Dataset excerpt:
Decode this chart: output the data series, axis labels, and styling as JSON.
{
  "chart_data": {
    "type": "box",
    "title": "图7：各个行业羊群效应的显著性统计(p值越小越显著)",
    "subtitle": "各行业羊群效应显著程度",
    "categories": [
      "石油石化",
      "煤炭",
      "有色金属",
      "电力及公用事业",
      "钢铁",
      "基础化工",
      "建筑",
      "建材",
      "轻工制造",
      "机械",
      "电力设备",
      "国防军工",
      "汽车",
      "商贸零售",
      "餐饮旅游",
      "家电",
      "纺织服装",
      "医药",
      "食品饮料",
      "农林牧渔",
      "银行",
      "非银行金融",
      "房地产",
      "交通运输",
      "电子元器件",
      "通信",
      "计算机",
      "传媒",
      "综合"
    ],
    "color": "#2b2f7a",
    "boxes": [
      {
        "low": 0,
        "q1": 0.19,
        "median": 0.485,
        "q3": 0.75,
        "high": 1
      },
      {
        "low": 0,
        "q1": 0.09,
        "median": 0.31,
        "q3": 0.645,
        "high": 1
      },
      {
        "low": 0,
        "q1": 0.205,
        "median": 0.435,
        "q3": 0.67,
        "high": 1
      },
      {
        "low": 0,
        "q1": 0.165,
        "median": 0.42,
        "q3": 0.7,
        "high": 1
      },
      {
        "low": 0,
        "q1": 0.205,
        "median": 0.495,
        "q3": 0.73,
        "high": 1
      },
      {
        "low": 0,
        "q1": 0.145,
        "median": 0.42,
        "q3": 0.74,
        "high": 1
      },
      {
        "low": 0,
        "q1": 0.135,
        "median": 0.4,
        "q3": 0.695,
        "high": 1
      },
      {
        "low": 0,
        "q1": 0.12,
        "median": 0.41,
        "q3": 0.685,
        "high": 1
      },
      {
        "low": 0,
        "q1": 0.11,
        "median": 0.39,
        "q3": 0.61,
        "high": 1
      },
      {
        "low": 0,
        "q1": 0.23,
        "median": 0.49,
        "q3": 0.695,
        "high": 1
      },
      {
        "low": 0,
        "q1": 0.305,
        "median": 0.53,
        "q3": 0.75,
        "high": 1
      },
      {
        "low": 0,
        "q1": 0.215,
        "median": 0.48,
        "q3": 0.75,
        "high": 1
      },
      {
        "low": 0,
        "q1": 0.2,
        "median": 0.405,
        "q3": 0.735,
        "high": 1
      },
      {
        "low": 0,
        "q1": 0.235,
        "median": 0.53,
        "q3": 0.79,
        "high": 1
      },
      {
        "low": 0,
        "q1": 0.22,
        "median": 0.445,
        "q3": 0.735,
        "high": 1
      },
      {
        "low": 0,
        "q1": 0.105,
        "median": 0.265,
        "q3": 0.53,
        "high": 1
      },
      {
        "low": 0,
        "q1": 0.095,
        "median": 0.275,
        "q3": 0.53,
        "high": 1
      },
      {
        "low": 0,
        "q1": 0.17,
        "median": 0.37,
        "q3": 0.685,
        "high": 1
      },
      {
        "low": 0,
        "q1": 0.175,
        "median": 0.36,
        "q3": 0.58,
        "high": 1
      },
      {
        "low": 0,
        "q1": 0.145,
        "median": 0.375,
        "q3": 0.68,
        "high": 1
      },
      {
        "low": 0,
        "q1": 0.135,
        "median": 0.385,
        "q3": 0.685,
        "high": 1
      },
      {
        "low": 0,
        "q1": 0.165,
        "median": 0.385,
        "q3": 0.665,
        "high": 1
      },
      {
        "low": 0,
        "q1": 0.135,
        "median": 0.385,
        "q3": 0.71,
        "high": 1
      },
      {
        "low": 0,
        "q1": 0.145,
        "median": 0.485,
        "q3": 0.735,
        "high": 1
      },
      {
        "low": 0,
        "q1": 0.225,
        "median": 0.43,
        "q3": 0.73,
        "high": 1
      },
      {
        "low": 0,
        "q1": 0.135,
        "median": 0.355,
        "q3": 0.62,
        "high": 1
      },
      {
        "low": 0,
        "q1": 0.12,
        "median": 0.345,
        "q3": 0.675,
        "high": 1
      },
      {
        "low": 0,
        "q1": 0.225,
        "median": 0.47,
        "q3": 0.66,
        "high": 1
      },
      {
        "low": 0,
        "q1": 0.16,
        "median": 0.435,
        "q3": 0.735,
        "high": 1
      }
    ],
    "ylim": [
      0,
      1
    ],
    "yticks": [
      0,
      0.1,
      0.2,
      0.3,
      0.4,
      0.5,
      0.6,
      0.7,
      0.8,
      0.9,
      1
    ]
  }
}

Task description ▸ Transcribe all of the lines in the records precisely.

Result of the exercise ▸
Decode this chart: output the data series, axis labels, and styling as JSON.
{
  "chart_data": {
    "type": "box",
    "title": "图7：各个行业羊群效应的显著性统计(p值越小越显著)",
    "subtitle": "各行业羊群效应显著程度",
    "categories": [
      "石油石化",
      "煤炭",
      "有色金属",
      "电力及公用事业",
      "钢铁",
      "基础化工",
      "建筑",
      "建材",
      "轻工制造",
      "机械",
      "电力设备",
      "国防军工",
      "汽车",
      "商贸零售",
      "餐饮旅游",
      "家电",
      "纺织服装",
      "医药",
      "食品饮料",
      "农林牧渔",
      "银行",
      "非银行金融",
      "房地产",
      "交通运输",
      "电子元器件",
      "通信",
      "计算机",
      "传媒",
      "综合"
    ],
    "color": "#2b2f7a",
    "boxes": [
      {
        "low": 0,
        "q1": 0.19,
        "median": 0.485,
        "q3": 0.75,
        "high": 1
      },
      {
        "low": 0,
        "q1": 0.09,
        "median": 0.31,
        "q3": 0.645,
        "high": 1
      },
      {
        "low": 0,
        "q1": 0.205,
        "median": 0.435,
        "q3": 0.67,
        "high": 1
      },
      {
        "low": 0,
        "q1": 0.165,
        "median": 0.42,
        "q3": 0.7,
        "high": 1
      },
      {
        "low": 0,
        "q1": 0.205,
        "median": 0.495,
        "q3": 0.73,
        "high": 1
      },
      {
        "low": 0,
        "q1": 0.145,
        "median": 0.42,
        "q3": 0.74,
        "high": 1
      },
      {
        "low": 0,
        "q1": 0.135,
        "median": 0.4,
        "q3": 0.695,
        "high": 1
      },
      {
        "low": 0,
        "q1": 0.12,
        "median": 0.41,
        "q3": 0.685,
        "high": 1
      },
      {
        "low": 0,
        "q1": 0.11,
        "median": 0.39,
        "q3": 0.61,
        "high": 1
      },
      {
        "low": 0,
        "q1": 0.23,
        "median": 0.49,
        "q3": 0.695,
        "high": 1
      },
      {
        "low": 0,
        "q1": 0.305,
        "median": 0.53,
        "q3": 0.75,
        "high": 1
      },
      {
        "low": 0,
        "q1": 0.215,
        "median": 0.48,
        "q3": 0.75,
        "high": 1
      },
      {
        "low": 0,
        "q1": 0.2,
        "median": 0.405,
        "q3": 0.735,
        "high": 1
      },
      {
        "low": 0,
        "q1": 0.235,
        "median": 0.53,
        "q3": 0.79,
        "high": 1
      },
      {
        "low": 0,
        "q1": 0.22,
        "median": 0.445,
        "q3": 0.735,
        "high": 1
      },
      {
        "low": 0,
        "q1": 0.105,
        "median": 0.265,
        "q3": 0.53,
        "high": 1
      },
      {
        "low": 0,
        "q1": 0.095,
        "median": 0.275,
        "q3": 0.53,
        "high": 1
      },
      {
        "low": 0,
        "q1": 0.17,
        "median": 0.37,
        "q3": 0.685,
        "high": 1
      },
      {
        "low": 0,
        "q1": 0.175,
        "median": 0.36,
        "q3": 0.58,
        "high": 1
      },
      {
        "low": 0,
        "q1": 0.145,
        "median": 0.375,
        "q3": 0.68,
        "high": 1
      },
      {
        "low": 0,
        "q1": 0.135,
        "median": 0.385,
        "q3": 0.685,
        "high": 1
      },
      {
        "low": 0,
        "q1": 0.165,
        "median": 0.385,
        "q3": 0.665,
        "high": 1
      },
      {
        "low": 0,
        "q1": 0.135,
        "median": 0.385,
        "q3": 0.71,
        "high": 1
      },
      {
        "low": 0,
        "q1": 0.145,
        "median": 0.485,
        "q3": 0.735,
        "high": 1
      },
      {
        "low": 0,
        "q1": 0.225,
        "median": 0.43,
        "q3": 0.73,
        "high": 1
      },
      {
        "low": 0,
        "q1": 0.135,
        "median": 0.355,
        "q3": 0.62,
        "high": 1
      },
      {
        "low": 0,
        "q1": 0.12,
        "median": 0.345,
        "q3": 0.675,
        "high": 1
      },
      {
        "low": 0,
        "q1": 0.225,
        "median": 0.47,
        "q3": 0.66,
        "high": 1
      },
      {
        "low": 0,
        "q1": 0.16,
        "median": 0.435,
        "q3": 0.735,
        "high": 1
      }
    ],
    "ylim": [
      0,
      1
    ],
    "yticks": [
      0,
      0.1,
      0.2,
      0.3,
      0.4,
      0.5,
      0.6,
      0.7,
      0.8,
      0.9,
      1
    ]
  }
}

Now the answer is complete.